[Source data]
● ● ●
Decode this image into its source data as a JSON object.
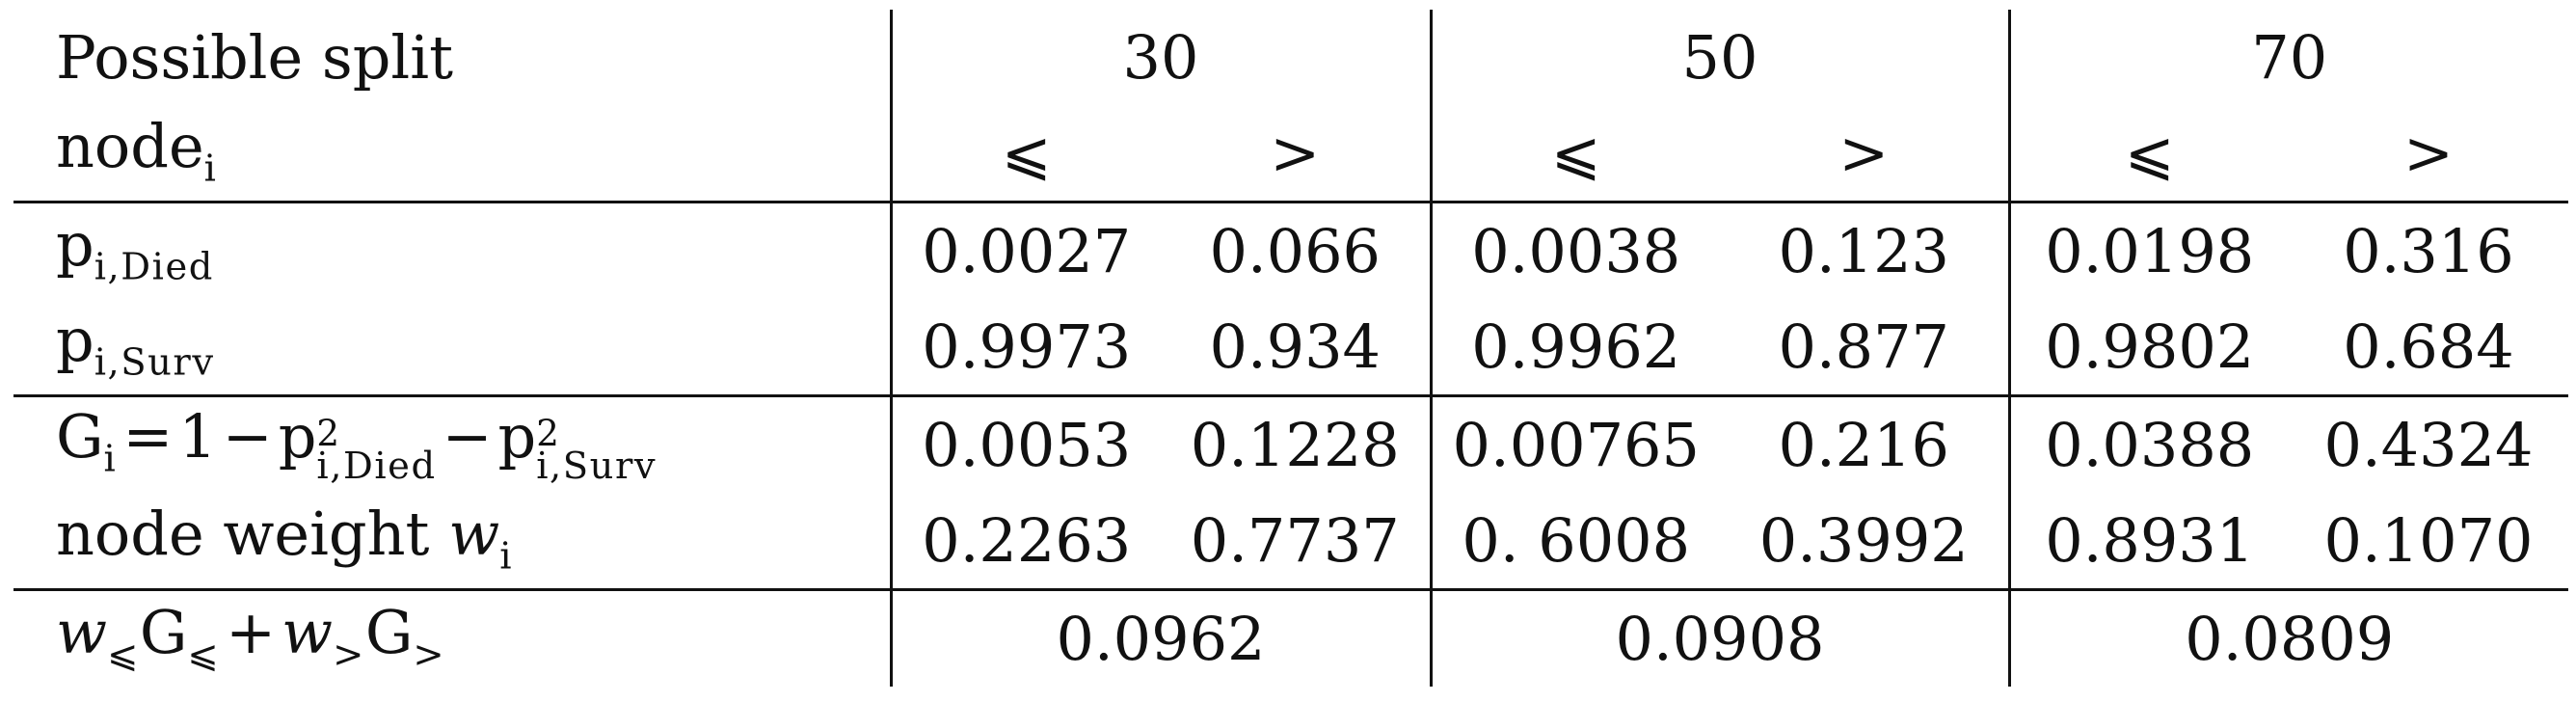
{
  "header": {
    "row_label_line1": "Possible split",
    "row_label_line2_base": "node",
    "row_label_line2_sub": "i",
    "thresholds": [
      "30",
      "50",
      "70"
    ],
    "le_symbol": "⩽",
    "gt_symbol": ">"
  },
  "labels": {
    "p_base": "p",
    "p_died_sub": "i,Died",
    "p_surv_sub": "i,Surv",
    "gini_lhs": "G",
    "gini_lhs_sub": "i",
    "gini_eq": "=",
    "gini_one": "1",
    "gini_minus": "−",
    "gini_sq": "2",
    "weight_text": "node weight ",
    "weight_sym": "w",
    "weight_sub": "i",
    "total_w": "w",
    "total_g": "G",
    "total_plus": "+",
    "total_le": "⩽",
    "total_gt": ">"
  },
  "rows": {
    "p_died": [
      "0.0027",
      "0.066",
      "0.0038",
      "0.123",
      "0.0198",
      "0.316"
    ],
    "p_surv": [
      "0.9973",
      "0.934",
      "0.9962",
      "0.877",
      "0.9802",
      "0.684"
    ],
    "gini": [
      "0.0053",
      "0.1228",
      "0.00765",
      "0.216",
      "0.0388",
      "0.4324"
    ],
    "node_weight": [
      "0.2263",
      "0.7737",
      "0. 6008",
      "0.3992",
      "0.8931",
      "0.1070"
    ],
    "weighted_gini": [
      "0.0962",
      "0.0908",
      "0.0809"
    ]
  }
}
● ● ●
PROBLEM TO SOLVE
Write out all the records again, exactly, minus any pictures.

THE OUTPUT
Decode this image into its source data as a JSON object.
{
  "header": {
    "row_label_line1": "Possible split",
    "row_label_line2_base": "node",
    "row_label_line2_sub": "i",
    "thresholds": [
      "30",
      "50",
      "70"
    ],
    "le_symbol": "⩽",
    "gt_symbol": ">"
  },
  "labels": {
    "p_base": "p",
    "p_died_sub": "i,Died",
    "p_surv_sub": "i,Surv",
    "gini_lhs": "G",
    "gini_lhs_sub": "i",
    "gini_eq": "=",
    "gini_one": "1",
    "gini_minus": "−",
    "gini_sq": "2",
    "weight_text": "node weight ",
    "weight_sym": "w",
    "weight_sub": "i",
    "total_w": "w",
    "total_g": "G",
    "total_plus": "+",
    "total_le": "⩽",
    "total_gt": ">"
  },
  "rows": {
    "p_died": [
      "0.0027",
      "0.066",
      "0.0038",
      "0.123",
      "0.0198",
      "0.316"
    ],
    "p_surv": [
      "0.9973",
      "0.934",
      "0.9962",
      "0.877",
      "0.9802",
      "0.684"
    ],
    "gini": [
      "0.0053",
      "0.1228",
      "0.00765",
      "0.216",
      "0.0388",
      "0.4324"
    ],
    "node_weight": [
      "0.2263",
      "0.7737",
      "0. 6008",
      "0.3992",
      "0.8931",
      "0.1070"
    ],
    "weighted_gini": [
      "0.0962",
      "0.0908",
      "0.0809"
    ]
  }
}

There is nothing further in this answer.